**Exercise brief**:
Omit every picture, then give all the entries again exactly.

**Exercise input**:
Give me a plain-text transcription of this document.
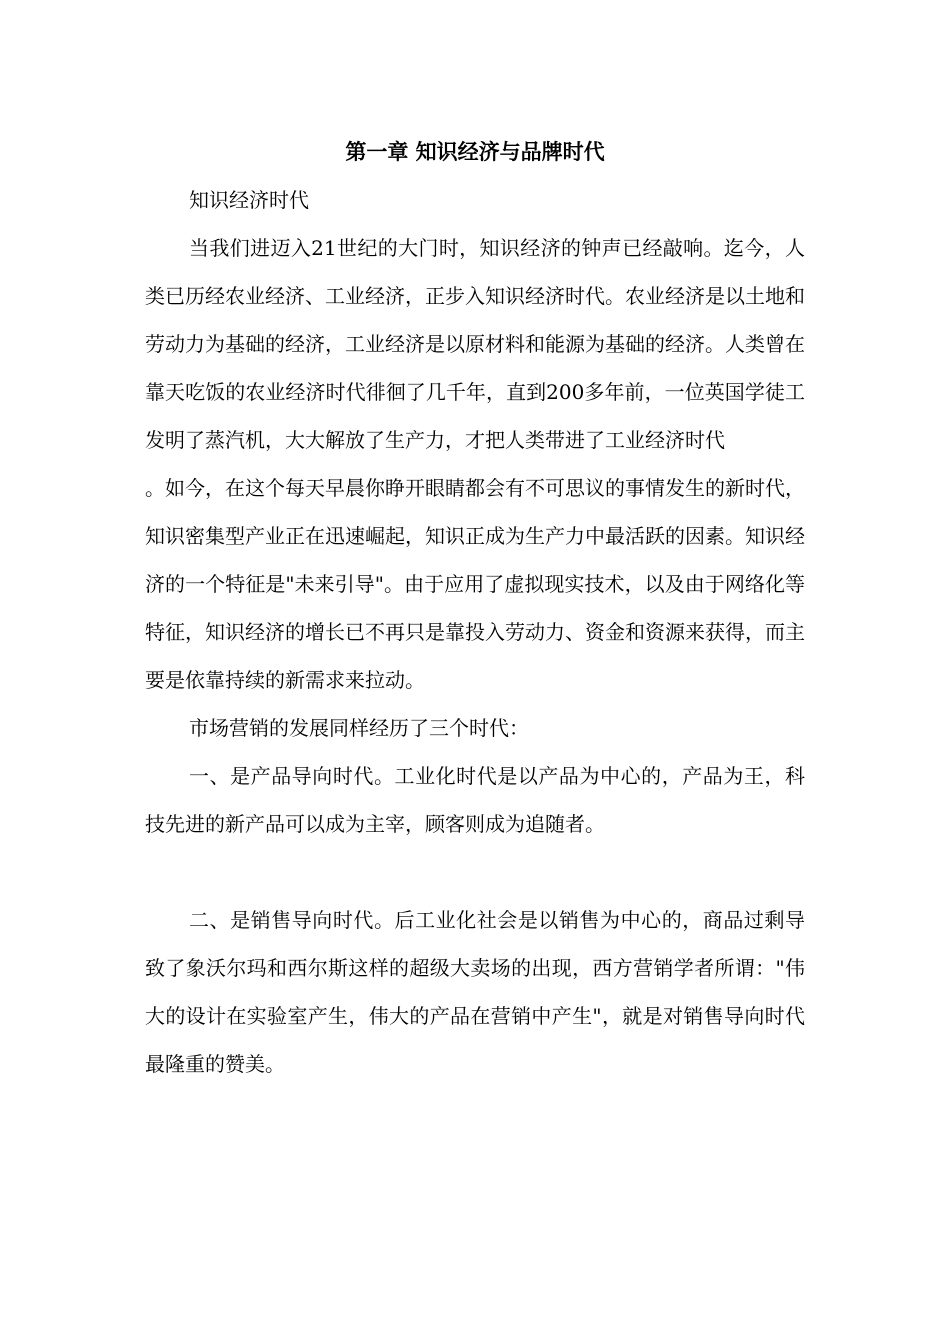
第一章 知识经济与品牌时代

知识经济时代

当我们进迈入21世纪的大门时，知识经济的钟声已经敲响。迄今，人类已历经农业经济、工业经济，正步入知识经济时代。农业经济是以土地和劳动力为基础的经济，工业经济是以原材料和能源为基础的经济。人类曾在靠天吃饭的农业经济时代徘徊了几千年，直到200多年前，一位英国学徒工发明了蒸汽机，大大解放了生产力，才把人类带进了工业经济时代

。如今，在这个每天早晨你睁开眼睛都会有不可思议的事情发生的新时代，知识密集型产业正在迅速崛起，知识正成为生产力中最活跃的因素。知识经济的一个特征是"未来引导"。由于应用了虚拟现实技术，以及由于网络化等特征，知识经济的增长已不再只是靠投入劳动力、资金和资源来获得，而主要是依靠持续的新需求来拉动。

市场营销的发展同样经历了三个时代：

一、是产品导向时代。工业化时代是以产品为中心的，产品为王，科技先进的新产品可以成为主宰，顾客则成为追随者。

二、是销售导向时代。后工业化社会是以销售为中心的，商品过剩导致了象沃尔玛和西尔斯这样的超级大卖场的出现，西方营销学者所谓："伟大的设计在实验室产生，伟大的产品在营销中产生"，就是对销售导向时代最隆重的赞美。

**Expected output**:
Give me a plain-text transcription of this document.
第一章 知识经济与品牌时代

知识经济时代

当我们进迈入21世纪的大门时，知识经济的钟声已经敲响。迄今，人类已历经农业经济、工业经济，正步入知识经济时代。农业经济是以土地和劳动力为基础的经济，工业经济是以原材料和能源为基础的经济。人类曾在靠天吃饭的农业经济时代徘徊了几千年，直到200多年前，一位英国学徒工发明了蒸汽机，大大解放了生产力，才把人类带进了工业经济时代

。如今，在这个每天早晨你睁开眼睛都会有不可思议的事情发生的新时代，知识密集型产业正在迅速崛起，知识正成为生产力中最活跃的因素。知识经济的一个特征是"未来引导"。由于应用了虚拟现实技术，以及由于网络化等特征，知识经济的增长已不再只是靠投入劳动力、资金和资源来获得，而主要是依靠持续的新需求来拉动。

市场营销的发展同样经历了三个时代：

一、是产品导向时代。工业化时代是以产品为中心的，产品为王，科技先进的新产品可以成为主宰，顾客则成为追随者。

二、是销售导向时代。后工业化社会是以销售为中心的，商品过剩导致了象沃尔玛和西尔斯这样的超级大卖场的出现，西方营销学者所谓："伟大的设计在实验室产生，伟大的产品在营销中产生"，就是对销售导向时代最隆重的赞美。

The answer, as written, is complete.